Document section:
--

# Tutorial 6: Coordinate System¶

## Overview¶

MMDetection3D uses three different coordinate systems. The existence of different coordinate systems in the society of 3D object detection is necessary, because for various 3D data collection devices, such as LiDAR, depth camera, etc., the coordinate systems are not consistent, and different 3D datasets also follow different data formats. Early works, such as SECOND, VoteNet, convert the raw data to another format, forming conventions that some later works also follow, making the conversion between coordinate systems even more complicated.

Despite the variety of datasets and equipment, by summarizing the line of works on 3D object detection we can roughly categorize coordinate systems into three:

• Camera coordinate system – the coordinate system of most cameras, in which the positive direction of the y-axis points to the ground, the positive direction of the x-axis points to the right, and the positive direction of the z-axis points to the front.

           up  z front
|    ^
|   /
|  /
| /
|/
left ------ 0 ------> x right
|
|
|
|
v
y down

• LiDAR coordinate system – the coordinate system of many LiDARs, in which the negative direction of the z-axis points to the ground, the positive direction of the x-axis points to the front, and the positive direction of the y-axis points to the left.

--

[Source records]
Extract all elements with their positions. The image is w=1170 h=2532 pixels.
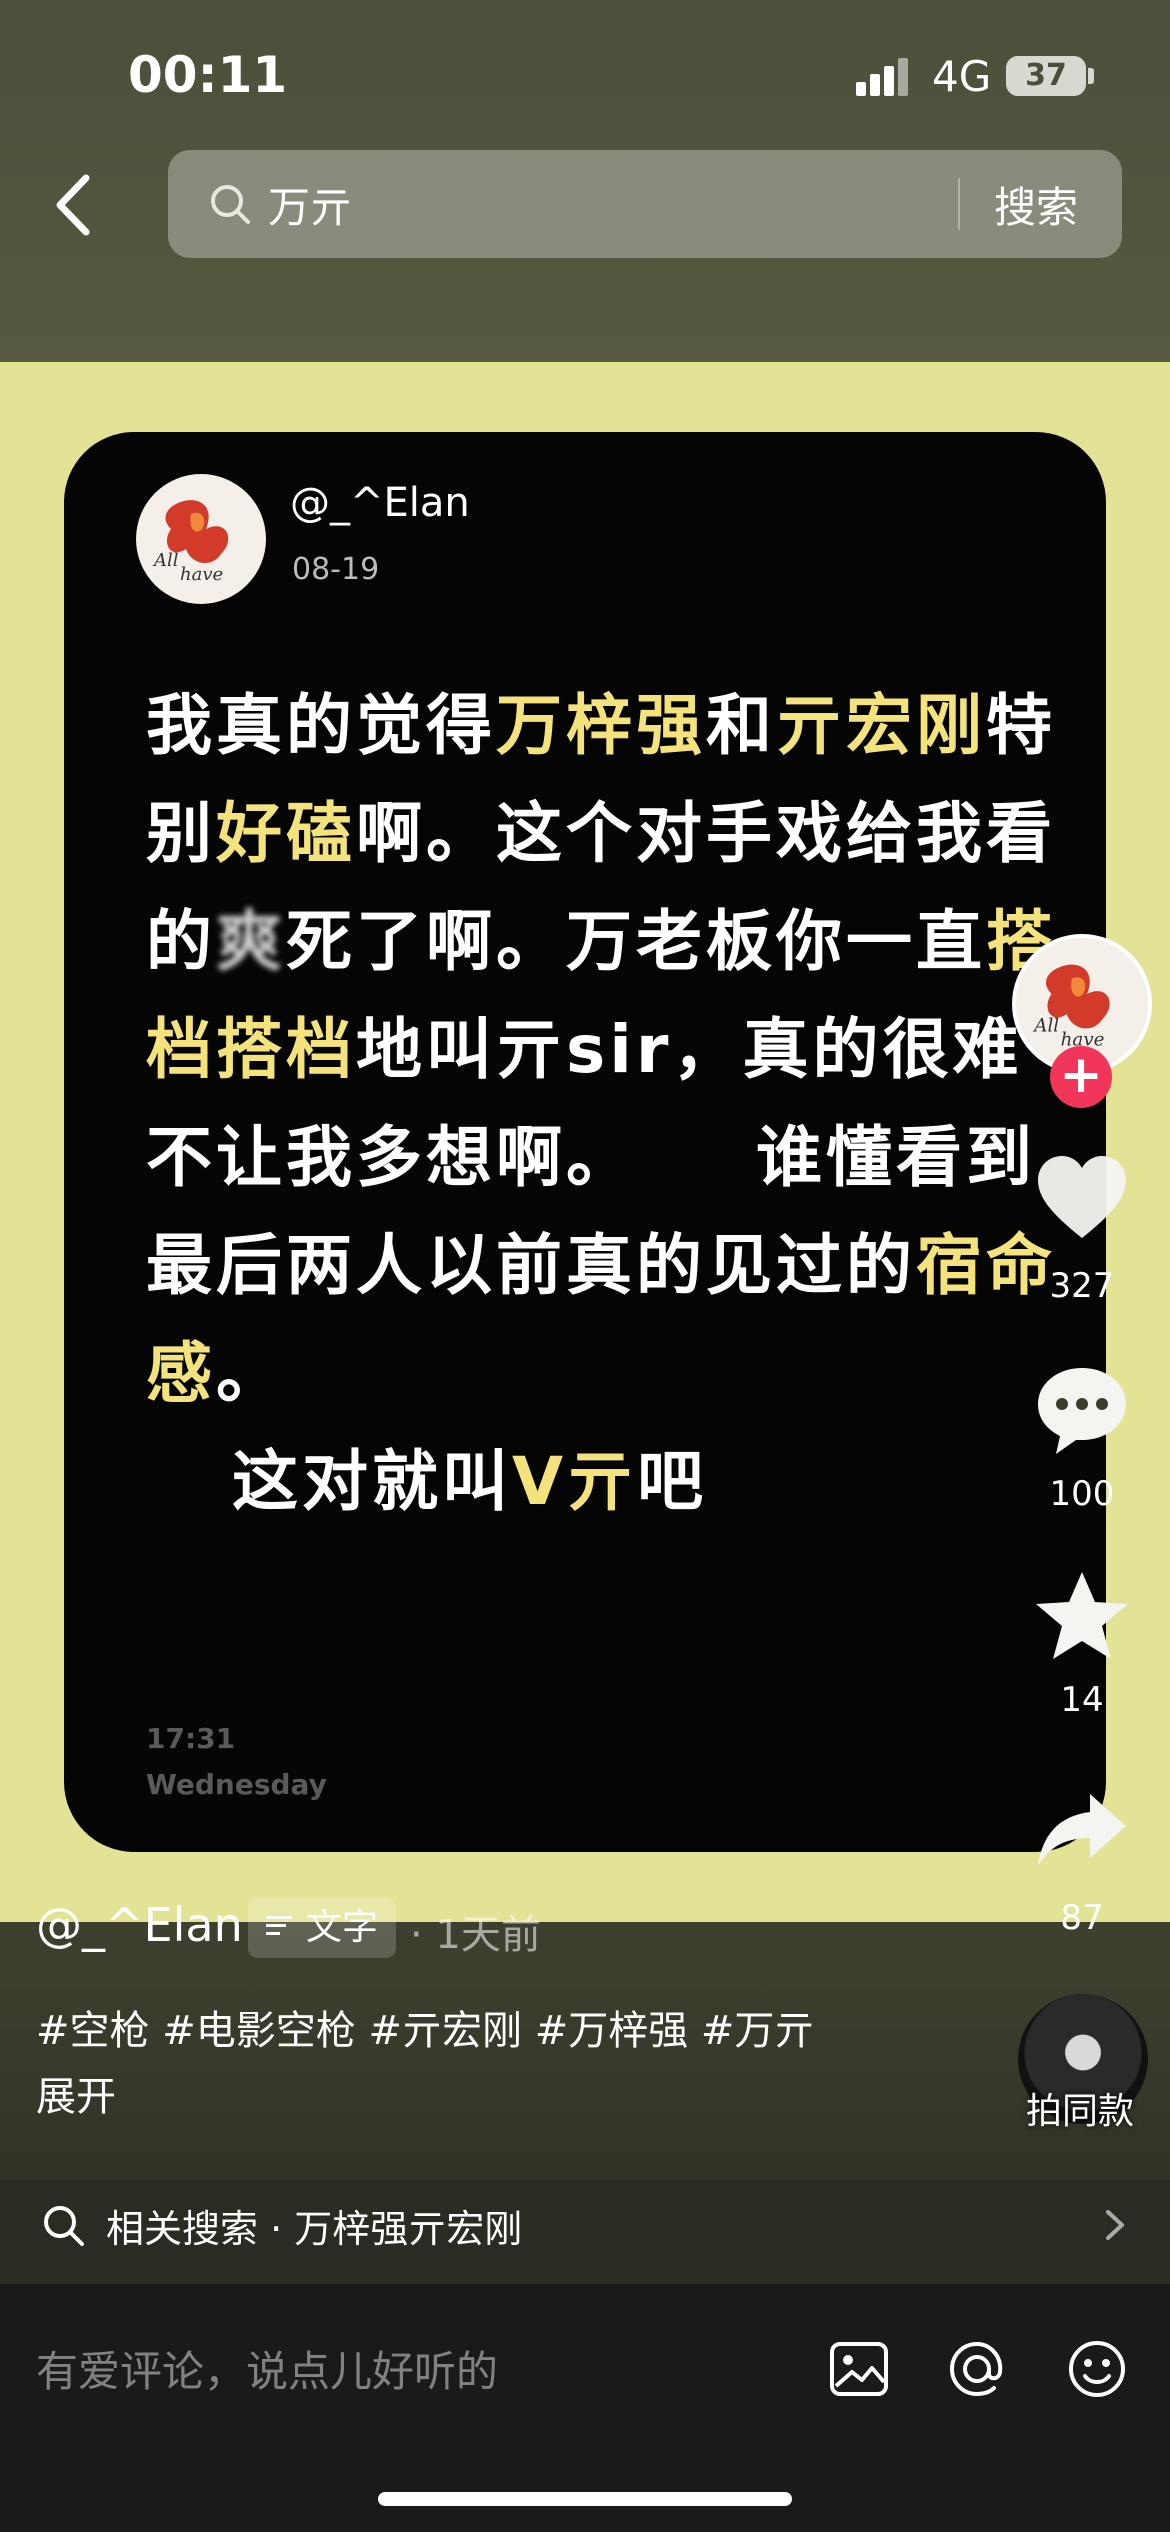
search-input[interactable] — [268, 174, 868, 234]
status-time: 00:11 — [128, 46, 288, 104]
blurred-text: 爽 — [216, 903, 286, 980]
highlight-text: 亓宏刚 — [776, 687, 986, 764]
post-time: · 1天前 — [410, 1912, 541, 1958]
chevron-right-icon[interactable] — [1104, 2208, 1126, 2242]
text-seg: 这对就叫 — [232, 1443, 512, 1520]
battery-tip — [1088, 68, 1094, 84]
search-icon — [44, 2206, 84, 2246]
comment-count: 100 — [1049, 1474, 1115, 1514]
search-box[interactable]: 搜索 — [168, 150, 1122, 258]
heart-icon[interactable] — [1032, 1150, 1132, 1250]
svg-text:All: All — [152, 550, 179, 571]
signal-icon — [856, 56, 916, 96]
use-sound-label[interactable]: 拍同款 — [1026, 2082, 1134, 2134]
highlight-text: 万梓强 — [496, 687, 706, 764]
text-seg: 吧 — [637, 1443, 708, 1520]
highlight-text: 好磕 — [216, 795, 356, 872]
favorite-count: 14 — [1060, 1680, 1104, 1720]
text-tag[interactable]: 文字 — [248, 1898, 397, 1958]
text-seg: 我真的觉得 — [146, 687, 496, 764]
card-clock: 17:31 — [146, 1722, 236, 1755]
expand-button[interactable]: 展开 — [36, 2064, 116, 2122]
battery-icon: 37 — [1006, 56, 1086, 96]
home-indicator[interactable] — [378, 2492, 792, 2506]
star-icon[interactable] — [1032, 1566, 1132, 1666]
search-icon — [211, 185, 250, 224]
highlight-text: V亓 — [512, 1443, 638, 1520]
text-seg: 和 — [706, 687, 776, 764]
avatar-art: All have — [152, 500, 229, 585]
post-card[interactable]: All have @_^Elan 08-19 我真的觉得万梓强和亓宏刚特别好磕啊… — [64, 432, 1106, 1852]
share-count: 87 — [1060, 1898, 1104, 1938]
comment-icon[interactable] — [1032, 1360, 1132, 1460]
text-tag-label: 文字 — [306, 1907, 379, 1948]
related-search-text[interactable]: 相关搜索 · 万梓强亓宏刚 — [106, 2198, 522, 2253]
text-seg: 。 — [216, 1335, 286, 1412]
follow-button[interactable]: + — [1050, 1046, 1112, 1108]
card-avatar: All have — [136, 474, 266, 604]
svg-text:have: have — [180, 564, 223, 585]
network-type: 4G — [932, 52, 992, 101]
back-icon[interactable] — [46, 170, 106, 240]
emoji-icon[interactable] — [1064, 2336, 1130, 2402]
final-line: 这对就叫V亓吧 — [146, 1428, 1066, 1536]
svg-text:All: All — [1032, 1015, 1059, 1036]
search-divider — [958, 178, 960, 230]
card-date: 08-19 — [292, 552, 380, 587]
search-button[interactable]: 搜索 — [994, 174, 1078, 235]
like-count: 327 — [1049, 1266, 1115, 1306]
share-icon[interactable] — [1032, 1780, 1132, 1880]
text-seg: 死了啊。万老板你一直 — [286, 903, 986, 980]
at-icon[interactable] — [944, 2336, 1010, 2402]
caption-username[interactable]: @_^Elan — [36, 1898, 243, 1952]
card-username: @_^Elan — [290, 480, 470, 526]
hashtags[interactable]: #空枪 #电影空枪 #亓宏刚 #万梓强 #万亓 — [36, 1998, 814, 2056]
comment-input[interactable]: 有爱评论，说点儿好听的 — [36, 2338, 498, 2399]
image-icon[interactable] — [826, 2336, 892, 2402]
card-weekday: Wednesday — [146, 1768, 327, 1801]
post-text: 我真的觉得万梓强和亓宏刚特别好磕啊。这个对手戏给我看的爽死了啊。万老板你一直搭档… — [146, 672, 1066, 1536]
text-lines-icon — [266, 1916, 292, 1935]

--

Set exercise 1: In the coordinate system tutorial, where does the positive direction of the y-axis point in the camera coordinate system?
Set exercise 2: Write the next part of the coordinate system tutorial, continuing from its last sentence.

Exercise answer 1: It points to the ground.

Exercise answer 2:
             z up  x front
^    ^
|   /
|  /
| /
|/
y left <------ 0 ------ right

• Depth coordinate system – the coordinate system used by VoteNet, H3DNet, etc., in which the negative direction of the z-axis points to the ground, the positive direction of the x-axis points to the right, and the positive direction of the y-axis points to the front.

          z up  y front
^    ^
|   /
|  /
| /
|/
left ------ 0 ------> x right


The definition of coordinate systems in this tutorial is actually more than just defining the three axes. For a box in the form of $$(x, y, z, dx, dy, dz, r)$$, our coordinate systems also define how to interpret the box dimensions $$(dx, dy, dz)$$ and the yaw angle $$r$$.

The illustration of the three coordinate systems is shown below:

The three figures above are the 3D coordinate systems while the three figures below are the bird’s eye view.

We will stick to the three coordinate systems defined in this tutorial in the future.

## Definition of the yaw angle¶

Please refer to wikipedia for the standard definition of the yaw angle. In object detection, we choose an axis as the gravity axis, and a reference direction on the plane $$\Pi$$ perpendicular to the gravity axis, then the reference direction has a yaw angle of 0, and other directions on $$\Pi$$ have non-zero yaw angles depending on its angle with the reference direction.

Currently, for all supported datasets, annotations do not include pitch angle and roll angle, which means we need only consider the yaw angle when predicting boxes and calculating overlap between boxes.

In MMDetection3D, all three coordinate systems are right-handed coordinate systems, which means the ascending direction of the yaw angle is counter-clockwise if viewed from the negative direction of the gravity axis (the axis is pointing at one’s eyes).

The figure below shows that, in this right-handed coordinate system, if we set the positive direction of the x-axis as a reference direction, then the positive direction of the y-axis has a yaw angle of $$\frac{\pi}{2}$$.

                     z up  y front (yaw=0.5*pi)
^    ^
|   /
|  /
| /
|/
left (yaw=pi)  ------ 0 ------> x right (yaw=0)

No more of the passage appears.